Look through the listing and locate every line containing the word "title"; copy those lines.

## START Given data

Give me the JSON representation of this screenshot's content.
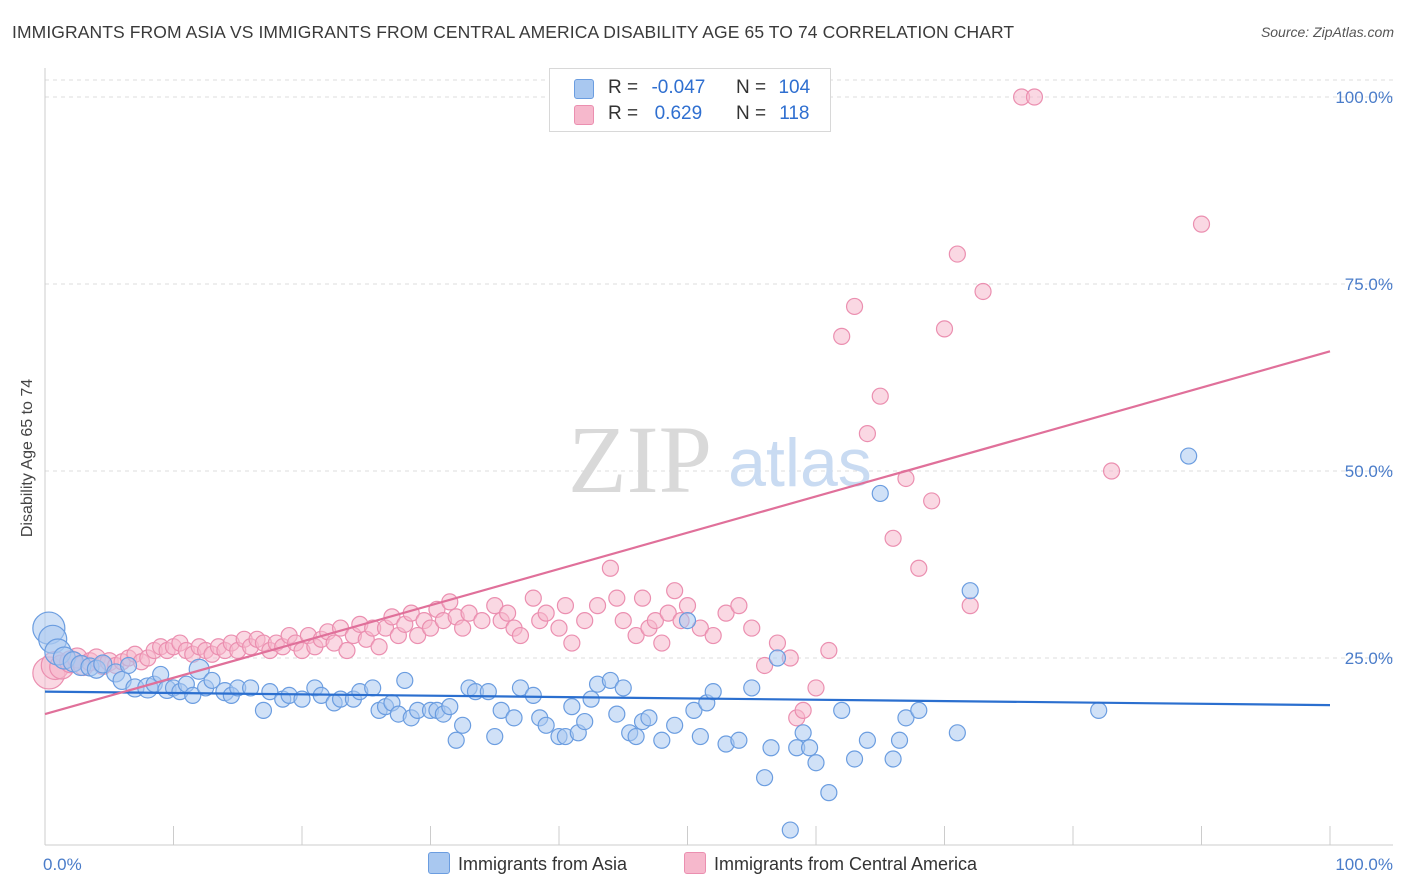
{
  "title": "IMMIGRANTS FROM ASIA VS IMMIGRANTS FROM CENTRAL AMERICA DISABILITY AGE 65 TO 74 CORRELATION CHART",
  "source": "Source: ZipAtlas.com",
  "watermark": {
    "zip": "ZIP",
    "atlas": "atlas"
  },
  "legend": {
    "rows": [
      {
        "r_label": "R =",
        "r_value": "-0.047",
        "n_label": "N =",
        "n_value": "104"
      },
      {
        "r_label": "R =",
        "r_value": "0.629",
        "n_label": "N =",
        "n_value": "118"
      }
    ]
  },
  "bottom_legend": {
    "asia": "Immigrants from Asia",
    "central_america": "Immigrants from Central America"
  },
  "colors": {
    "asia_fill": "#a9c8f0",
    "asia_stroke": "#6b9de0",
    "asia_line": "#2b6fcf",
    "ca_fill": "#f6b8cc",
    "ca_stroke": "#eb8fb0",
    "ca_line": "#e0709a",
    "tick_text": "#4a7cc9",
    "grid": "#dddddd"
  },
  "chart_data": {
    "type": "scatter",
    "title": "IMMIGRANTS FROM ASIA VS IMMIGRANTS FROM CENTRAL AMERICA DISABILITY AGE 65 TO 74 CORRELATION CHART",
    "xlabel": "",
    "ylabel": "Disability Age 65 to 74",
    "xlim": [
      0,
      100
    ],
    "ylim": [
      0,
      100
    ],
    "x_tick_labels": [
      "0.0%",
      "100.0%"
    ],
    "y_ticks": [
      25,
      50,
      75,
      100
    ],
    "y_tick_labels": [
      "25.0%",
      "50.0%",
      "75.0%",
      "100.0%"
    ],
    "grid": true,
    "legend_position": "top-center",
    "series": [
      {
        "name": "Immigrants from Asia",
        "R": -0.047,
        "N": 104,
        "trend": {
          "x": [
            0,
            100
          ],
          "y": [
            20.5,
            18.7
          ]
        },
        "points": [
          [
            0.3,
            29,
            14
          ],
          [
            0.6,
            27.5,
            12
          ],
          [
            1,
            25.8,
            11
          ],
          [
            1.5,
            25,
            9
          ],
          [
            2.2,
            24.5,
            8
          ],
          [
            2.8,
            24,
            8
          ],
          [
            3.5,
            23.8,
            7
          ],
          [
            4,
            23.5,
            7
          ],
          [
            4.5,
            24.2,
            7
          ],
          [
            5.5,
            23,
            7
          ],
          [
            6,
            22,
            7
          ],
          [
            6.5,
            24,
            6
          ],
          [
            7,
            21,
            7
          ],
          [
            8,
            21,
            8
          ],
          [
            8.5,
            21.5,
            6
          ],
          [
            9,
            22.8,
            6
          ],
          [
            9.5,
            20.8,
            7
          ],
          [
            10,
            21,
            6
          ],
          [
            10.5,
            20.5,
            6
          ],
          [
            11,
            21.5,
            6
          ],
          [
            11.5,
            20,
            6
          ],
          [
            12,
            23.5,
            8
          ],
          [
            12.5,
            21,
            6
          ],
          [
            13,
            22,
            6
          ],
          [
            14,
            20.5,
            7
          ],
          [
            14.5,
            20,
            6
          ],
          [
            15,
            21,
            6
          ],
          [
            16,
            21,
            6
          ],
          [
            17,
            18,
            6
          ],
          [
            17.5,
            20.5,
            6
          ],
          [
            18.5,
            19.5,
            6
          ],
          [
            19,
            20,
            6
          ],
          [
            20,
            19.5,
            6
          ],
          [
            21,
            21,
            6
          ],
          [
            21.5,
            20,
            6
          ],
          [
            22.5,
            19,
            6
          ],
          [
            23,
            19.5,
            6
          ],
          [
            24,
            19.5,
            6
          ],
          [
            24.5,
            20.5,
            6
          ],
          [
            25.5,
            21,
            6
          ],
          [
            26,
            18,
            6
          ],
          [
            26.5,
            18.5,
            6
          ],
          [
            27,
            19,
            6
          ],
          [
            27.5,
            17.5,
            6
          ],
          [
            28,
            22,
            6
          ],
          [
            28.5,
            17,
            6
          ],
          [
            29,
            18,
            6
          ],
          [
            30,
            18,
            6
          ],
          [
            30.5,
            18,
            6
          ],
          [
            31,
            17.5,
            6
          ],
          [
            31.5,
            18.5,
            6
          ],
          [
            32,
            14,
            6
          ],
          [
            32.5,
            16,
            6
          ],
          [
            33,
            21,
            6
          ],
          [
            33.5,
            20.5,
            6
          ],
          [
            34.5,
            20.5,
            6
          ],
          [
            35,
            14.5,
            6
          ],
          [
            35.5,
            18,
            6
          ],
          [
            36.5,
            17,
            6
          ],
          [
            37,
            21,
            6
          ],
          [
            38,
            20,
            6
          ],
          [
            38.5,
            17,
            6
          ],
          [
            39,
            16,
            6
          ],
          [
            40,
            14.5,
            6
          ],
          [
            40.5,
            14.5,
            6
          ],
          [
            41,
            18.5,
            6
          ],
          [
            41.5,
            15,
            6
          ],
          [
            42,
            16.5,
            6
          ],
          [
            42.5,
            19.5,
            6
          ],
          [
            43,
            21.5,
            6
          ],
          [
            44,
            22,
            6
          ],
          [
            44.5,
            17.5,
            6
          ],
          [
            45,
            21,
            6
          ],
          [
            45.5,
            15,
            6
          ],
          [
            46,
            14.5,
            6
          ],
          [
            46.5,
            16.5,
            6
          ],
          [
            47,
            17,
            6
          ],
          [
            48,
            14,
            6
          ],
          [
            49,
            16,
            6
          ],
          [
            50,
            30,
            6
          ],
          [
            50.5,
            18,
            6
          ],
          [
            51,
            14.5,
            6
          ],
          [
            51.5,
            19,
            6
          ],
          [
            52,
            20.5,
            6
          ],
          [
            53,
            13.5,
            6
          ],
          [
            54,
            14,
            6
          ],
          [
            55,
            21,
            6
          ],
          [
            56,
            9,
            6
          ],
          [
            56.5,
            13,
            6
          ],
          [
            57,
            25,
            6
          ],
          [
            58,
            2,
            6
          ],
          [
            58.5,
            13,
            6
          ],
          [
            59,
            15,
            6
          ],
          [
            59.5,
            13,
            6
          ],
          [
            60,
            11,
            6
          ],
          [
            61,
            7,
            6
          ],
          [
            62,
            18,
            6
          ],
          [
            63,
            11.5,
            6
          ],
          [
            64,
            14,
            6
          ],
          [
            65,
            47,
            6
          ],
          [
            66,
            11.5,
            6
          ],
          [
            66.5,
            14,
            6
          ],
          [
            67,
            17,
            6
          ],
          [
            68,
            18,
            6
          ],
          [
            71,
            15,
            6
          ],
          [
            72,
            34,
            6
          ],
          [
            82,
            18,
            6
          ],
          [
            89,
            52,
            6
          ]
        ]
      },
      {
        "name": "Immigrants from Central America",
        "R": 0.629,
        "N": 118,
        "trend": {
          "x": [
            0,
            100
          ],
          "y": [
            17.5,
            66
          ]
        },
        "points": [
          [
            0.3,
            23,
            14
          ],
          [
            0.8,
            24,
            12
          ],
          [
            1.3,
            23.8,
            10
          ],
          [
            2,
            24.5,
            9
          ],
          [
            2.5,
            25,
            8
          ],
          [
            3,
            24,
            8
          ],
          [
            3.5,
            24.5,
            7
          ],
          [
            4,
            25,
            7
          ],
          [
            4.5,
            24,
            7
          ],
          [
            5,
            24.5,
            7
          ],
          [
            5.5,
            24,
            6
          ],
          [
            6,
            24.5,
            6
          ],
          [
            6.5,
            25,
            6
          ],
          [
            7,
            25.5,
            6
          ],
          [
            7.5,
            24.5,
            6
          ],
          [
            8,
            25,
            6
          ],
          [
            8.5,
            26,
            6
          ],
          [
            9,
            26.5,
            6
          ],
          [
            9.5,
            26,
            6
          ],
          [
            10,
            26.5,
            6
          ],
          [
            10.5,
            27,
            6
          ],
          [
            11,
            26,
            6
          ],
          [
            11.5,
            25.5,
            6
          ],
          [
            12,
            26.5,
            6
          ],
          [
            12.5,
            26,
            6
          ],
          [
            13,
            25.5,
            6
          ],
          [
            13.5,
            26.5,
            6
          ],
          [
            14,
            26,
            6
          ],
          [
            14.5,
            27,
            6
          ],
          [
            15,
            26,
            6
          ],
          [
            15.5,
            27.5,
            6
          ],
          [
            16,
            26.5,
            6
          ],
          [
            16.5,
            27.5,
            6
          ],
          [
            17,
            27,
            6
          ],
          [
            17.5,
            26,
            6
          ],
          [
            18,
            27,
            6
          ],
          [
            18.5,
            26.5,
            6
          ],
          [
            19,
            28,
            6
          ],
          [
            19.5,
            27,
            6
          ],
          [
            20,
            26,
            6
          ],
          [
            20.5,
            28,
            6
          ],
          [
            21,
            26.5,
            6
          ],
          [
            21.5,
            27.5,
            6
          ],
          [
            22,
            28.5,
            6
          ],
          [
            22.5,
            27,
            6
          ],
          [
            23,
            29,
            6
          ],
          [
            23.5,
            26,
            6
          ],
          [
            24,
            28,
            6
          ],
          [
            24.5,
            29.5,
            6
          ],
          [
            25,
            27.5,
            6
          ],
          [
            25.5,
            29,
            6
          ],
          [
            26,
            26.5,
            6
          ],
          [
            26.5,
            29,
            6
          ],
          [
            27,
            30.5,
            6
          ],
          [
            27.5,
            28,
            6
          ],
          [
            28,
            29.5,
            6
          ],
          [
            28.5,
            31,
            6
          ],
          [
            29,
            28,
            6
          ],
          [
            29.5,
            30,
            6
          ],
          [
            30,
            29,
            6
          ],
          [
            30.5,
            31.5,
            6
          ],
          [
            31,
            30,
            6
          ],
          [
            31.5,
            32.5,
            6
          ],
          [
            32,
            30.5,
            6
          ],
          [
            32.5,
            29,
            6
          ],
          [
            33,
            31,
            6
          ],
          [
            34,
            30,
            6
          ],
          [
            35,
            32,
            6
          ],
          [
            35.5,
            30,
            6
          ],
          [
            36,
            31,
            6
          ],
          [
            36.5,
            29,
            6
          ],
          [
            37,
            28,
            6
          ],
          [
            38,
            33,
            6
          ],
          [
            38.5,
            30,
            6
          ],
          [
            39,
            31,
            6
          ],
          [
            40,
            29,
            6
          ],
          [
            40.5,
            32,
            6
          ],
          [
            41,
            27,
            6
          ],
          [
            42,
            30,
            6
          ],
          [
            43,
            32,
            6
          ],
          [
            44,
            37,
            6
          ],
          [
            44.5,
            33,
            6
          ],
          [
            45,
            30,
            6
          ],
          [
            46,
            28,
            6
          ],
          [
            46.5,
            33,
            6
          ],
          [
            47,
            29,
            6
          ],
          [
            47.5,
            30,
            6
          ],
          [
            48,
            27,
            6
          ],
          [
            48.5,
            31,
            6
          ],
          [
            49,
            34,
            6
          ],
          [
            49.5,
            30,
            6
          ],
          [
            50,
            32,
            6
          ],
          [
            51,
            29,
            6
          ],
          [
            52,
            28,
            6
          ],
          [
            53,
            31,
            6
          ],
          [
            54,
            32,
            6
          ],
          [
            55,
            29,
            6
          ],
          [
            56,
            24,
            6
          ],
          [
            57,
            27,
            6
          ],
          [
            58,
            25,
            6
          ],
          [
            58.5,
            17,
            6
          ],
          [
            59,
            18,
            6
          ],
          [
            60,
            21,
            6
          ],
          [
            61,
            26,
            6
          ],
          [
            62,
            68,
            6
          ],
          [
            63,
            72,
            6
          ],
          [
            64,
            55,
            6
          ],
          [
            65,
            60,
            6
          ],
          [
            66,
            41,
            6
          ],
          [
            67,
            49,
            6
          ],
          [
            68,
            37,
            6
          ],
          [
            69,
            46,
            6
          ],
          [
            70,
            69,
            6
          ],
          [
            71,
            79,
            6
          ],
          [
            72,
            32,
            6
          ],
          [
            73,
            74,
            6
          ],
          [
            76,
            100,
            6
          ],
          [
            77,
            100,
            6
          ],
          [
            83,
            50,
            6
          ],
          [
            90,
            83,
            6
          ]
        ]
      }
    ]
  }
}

## END Given data

◆ **Task solution**:
  "title": "IMMIGRANTS FROM ASIA VS IMMIGRANTS FROM CENTRAL AMERICA DISABILITY AGE 65 TO 74 CORRELATION CHART",
    "title": "IMMIGRANTS FROM ASIA VS IMMIGRANTS FROM CENTRAL AMERICA DISABILITY AGE 65 TO 74 CORRELATION CHART",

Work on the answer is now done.